* **TASK DETAILS**: List, from the lines below, each one with "Center" in it.

Dataset items
==========

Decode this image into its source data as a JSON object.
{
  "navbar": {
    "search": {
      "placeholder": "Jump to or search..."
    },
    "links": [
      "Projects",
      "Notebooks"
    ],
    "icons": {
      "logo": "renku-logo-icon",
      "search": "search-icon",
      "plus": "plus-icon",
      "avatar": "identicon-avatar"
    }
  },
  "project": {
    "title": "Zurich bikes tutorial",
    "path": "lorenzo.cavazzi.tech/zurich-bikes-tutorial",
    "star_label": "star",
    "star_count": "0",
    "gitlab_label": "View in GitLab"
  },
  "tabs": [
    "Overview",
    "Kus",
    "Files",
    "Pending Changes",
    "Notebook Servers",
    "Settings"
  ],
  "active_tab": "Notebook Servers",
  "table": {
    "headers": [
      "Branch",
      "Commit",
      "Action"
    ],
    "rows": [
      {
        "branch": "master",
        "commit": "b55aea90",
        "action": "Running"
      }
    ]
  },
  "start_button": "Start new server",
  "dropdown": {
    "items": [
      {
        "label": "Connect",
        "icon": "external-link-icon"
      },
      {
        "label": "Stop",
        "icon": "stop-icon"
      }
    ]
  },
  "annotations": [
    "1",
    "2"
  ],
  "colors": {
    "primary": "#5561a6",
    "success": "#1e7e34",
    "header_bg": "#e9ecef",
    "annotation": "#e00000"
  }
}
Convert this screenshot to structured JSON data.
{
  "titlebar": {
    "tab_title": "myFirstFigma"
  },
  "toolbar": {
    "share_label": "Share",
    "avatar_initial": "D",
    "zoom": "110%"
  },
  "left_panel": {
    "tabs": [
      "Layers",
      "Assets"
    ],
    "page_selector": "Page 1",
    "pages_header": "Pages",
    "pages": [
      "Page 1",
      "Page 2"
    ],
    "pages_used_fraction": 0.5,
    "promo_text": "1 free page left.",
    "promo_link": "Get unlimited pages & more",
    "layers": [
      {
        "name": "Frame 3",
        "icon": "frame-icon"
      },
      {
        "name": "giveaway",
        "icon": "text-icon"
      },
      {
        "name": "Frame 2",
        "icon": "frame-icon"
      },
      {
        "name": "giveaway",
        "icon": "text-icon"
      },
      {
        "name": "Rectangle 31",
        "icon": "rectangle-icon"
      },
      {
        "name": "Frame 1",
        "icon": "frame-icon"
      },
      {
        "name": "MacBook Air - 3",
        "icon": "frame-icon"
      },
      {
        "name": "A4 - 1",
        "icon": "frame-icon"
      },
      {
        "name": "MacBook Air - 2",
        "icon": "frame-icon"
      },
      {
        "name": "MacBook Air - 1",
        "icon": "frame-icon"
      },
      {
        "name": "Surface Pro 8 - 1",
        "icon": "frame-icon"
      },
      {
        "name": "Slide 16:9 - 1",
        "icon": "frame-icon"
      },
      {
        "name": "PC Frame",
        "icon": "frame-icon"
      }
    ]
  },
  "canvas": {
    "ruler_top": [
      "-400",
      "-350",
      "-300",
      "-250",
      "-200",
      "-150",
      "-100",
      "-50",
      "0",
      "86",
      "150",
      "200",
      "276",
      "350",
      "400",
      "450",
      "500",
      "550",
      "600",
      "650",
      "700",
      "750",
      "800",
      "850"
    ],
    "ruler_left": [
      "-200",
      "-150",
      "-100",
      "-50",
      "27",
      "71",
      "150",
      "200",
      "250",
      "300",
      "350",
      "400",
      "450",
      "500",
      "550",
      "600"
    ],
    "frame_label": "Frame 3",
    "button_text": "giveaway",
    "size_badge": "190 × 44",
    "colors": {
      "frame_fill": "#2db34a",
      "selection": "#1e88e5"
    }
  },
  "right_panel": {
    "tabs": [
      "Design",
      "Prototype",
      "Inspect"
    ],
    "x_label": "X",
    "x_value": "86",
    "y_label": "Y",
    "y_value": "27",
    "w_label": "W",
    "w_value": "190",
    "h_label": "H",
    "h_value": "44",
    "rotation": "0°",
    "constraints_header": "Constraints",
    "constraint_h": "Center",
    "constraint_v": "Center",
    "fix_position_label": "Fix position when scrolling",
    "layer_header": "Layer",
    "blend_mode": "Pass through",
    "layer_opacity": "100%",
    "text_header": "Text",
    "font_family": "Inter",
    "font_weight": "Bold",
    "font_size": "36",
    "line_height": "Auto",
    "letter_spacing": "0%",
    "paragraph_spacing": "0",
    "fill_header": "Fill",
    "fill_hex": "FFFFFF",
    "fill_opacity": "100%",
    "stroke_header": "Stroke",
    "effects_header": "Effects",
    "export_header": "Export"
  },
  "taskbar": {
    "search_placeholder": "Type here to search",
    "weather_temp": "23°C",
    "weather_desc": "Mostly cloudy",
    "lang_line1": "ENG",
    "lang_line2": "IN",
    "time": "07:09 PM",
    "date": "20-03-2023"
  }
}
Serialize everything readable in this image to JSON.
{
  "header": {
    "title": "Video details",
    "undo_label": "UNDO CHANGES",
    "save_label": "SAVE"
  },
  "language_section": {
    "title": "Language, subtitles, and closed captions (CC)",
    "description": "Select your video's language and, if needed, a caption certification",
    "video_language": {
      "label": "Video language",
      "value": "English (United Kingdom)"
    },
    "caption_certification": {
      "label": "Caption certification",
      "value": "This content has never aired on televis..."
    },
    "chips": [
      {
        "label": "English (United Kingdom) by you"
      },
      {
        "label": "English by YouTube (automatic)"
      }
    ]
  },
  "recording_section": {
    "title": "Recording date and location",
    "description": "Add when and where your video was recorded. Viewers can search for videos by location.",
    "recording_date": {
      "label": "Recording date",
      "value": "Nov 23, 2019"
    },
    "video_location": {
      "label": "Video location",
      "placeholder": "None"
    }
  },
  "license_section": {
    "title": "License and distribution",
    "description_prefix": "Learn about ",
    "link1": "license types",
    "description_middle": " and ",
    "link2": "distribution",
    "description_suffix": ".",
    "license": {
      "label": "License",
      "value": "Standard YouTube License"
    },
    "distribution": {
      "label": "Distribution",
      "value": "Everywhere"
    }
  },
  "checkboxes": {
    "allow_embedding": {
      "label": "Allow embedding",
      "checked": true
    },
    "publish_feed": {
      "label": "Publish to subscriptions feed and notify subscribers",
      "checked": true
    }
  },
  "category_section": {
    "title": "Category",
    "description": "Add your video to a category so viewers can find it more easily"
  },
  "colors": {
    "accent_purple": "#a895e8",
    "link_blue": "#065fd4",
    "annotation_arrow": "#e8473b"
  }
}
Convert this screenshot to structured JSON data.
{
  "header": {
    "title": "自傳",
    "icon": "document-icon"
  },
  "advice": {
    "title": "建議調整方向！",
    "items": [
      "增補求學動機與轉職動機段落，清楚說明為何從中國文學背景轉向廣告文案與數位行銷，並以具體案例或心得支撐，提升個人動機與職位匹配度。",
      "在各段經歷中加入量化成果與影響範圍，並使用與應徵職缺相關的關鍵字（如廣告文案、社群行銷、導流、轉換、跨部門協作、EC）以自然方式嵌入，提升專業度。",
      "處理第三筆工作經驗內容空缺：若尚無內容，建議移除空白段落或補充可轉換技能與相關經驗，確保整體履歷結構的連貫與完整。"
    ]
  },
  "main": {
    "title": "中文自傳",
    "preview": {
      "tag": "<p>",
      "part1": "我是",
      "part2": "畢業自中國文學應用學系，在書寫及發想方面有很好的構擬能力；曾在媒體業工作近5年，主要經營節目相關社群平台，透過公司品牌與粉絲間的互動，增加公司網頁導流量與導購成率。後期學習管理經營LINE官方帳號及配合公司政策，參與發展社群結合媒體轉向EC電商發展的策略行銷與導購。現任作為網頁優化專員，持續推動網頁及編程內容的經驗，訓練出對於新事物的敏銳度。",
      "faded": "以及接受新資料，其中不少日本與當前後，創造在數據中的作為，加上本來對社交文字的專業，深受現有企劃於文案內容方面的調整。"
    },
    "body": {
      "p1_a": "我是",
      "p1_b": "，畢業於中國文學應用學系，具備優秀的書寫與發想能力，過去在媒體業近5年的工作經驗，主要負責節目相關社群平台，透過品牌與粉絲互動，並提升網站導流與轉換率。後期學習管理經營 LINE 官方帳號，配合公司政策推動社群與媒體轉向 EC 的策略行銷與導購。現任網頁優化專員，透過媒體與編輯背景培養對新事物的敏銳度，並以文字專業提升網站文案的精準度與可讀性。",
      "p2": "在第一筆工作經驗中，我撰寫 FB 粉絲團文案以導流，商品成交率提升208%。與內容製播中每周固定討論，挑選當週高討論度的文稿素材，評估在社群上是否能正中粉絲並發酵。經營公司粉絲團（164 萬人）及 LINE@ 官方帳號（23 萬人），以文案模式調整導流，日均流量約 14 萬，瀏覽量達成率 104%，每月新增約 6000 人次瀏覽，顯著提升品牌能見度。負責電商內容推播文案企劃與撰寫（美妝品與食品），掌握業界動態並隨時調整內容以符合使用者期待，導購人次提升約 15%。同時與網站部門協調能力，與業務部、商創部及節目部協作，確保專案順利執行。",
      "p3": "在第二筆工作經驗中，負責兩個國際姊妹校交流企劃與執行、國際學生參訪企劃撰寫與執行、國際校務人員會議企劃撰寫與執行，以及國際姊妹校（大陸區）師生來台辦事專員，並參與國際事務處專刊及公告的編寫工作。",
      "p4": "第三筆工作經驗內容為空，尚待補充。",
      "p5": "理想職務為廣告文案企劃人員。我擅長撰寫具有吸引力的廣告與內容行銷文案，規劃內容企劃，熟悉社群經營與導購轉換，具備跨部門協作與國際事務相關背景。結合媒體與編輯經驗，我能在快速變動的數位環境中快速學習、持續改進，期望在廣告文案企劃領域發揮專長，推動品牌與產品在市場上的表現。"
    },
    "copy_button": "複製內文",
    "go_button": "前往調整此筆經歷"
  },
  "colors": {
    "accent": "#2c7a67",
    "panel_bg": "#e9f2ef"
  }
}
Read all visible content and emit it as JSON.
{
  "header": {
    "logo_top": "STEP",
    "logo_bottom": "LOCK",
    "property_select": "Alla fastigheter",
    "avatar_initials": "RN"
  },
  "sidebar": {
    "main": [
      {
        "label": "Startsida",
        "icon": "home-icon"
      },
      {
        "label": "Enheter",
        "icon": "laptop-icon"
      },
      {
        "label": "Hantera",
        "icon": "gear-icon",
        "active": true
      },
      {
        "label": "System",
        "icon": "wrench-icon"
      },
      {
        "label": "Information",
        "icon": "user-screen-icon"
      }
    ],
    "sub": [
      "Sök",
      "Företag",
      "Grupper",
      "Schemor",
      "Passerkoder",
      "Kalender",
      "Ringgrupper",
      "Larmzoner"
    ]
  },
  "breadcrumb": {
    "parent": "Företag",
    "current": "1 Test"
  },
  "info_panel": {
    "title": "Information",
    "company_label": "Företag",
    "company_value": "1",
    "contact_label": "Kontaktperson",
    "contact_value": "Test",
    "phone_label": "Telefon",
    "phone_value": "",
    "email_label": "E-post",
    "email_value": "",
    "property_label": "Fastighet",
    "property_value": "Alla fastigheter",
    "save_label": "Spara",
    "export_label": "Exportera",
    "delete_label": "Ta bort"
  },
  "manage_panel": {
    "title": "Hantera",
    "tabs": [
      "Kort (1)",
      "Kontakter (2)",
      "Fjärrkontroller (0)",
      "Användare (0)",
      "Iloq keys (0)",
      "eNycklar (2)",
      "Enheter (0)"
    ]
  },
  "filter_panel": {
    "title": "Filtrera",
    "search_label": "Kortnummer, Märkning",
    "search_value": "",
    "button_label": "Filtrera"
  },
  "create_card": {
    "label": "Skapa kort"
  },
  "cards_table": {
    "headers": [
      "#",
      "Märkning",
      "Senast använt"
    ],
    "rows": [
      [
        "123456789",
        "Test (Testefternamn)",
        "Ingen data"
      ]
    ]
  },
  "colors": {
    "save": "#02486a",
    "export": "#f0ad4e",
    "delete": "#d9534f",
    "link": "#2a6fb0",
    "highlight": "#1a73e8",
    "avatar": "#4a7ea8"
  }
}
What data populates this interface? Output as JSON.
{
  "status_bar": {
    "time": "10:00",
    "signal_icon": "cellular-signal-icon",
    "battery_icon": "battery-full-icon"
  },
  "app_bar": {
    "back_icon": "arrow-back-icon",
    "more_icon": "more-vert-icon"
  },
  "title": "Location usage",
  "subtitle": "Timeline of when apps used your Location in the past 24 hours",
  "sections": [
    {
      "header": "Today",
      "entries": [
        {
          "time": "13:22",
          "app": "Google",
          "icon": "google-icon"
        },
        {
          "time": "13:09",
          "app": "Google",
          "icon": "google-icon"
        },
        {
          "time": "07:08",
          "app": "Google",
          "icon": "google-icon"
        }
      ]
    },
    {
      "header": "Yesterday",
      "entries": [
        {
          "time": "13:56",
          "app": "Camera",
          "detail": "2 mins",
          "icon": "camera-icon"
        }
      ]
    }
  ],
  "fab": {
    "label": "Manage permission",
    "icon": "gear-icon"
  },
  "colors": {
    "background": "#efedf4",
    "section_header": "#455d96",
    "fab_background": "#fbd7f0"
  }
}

==========

* **FINISHED TASK**:
    "constraint_h": "Center",
    "constraint_v": "Center",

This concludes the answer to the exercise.